▶ _JOB_
Write out the whole of the material exactly.

▶ _Stored data_
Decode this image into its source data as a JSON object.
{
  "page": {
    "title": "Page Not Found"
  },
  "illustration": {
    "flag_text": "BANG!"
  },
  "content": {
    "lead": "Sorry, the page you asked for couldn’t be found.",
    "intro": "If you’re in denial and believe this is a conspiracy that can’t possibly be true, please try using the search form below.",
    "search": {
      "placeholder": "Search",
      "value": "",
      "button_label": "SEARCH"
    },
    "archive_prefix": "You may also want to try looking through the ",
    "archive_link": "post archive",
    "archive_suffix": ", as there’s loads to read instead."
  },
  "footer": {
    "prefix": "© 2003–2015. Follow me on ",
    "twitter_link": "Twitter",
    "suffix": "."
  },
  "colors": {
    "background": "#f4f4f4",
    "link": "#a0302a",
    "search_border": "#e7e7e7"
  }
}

▶ _WRITTEN RESPONSE_
Decode this image into its source data as a JSON object.
{
  "page": {
    "title": "Page Not Found"
  },
  "illustration": {
    "flag_text": "BANG!"
  },
  "content": {
    "lead": "Sorry, the page you asked for couldn’t be found.",
    "intro": "If you’re in denial and believe this is a conspiracy that can’t possibly be true, please try using the search form below.",
    "search": {
      "placeholder": "Search",
      "value": "",
      "button_label": "SEARCH"
    },
    "archive_prefix": "You may also want to try looking through the ",
    "archive_link": "post archive",
    "archive_suffix": ", as there’s loads to read instead."
  },
  "footer": {
    "prefix": "© 2003–2015. Follow me on ",
    "twitter_link": "Twitter",
    "suffix": "."
  },
  "colors": {
    "background": "#f4f4f4",
    "link": "#a0302a",
    "search_border": "#e7e7e7"
  }
}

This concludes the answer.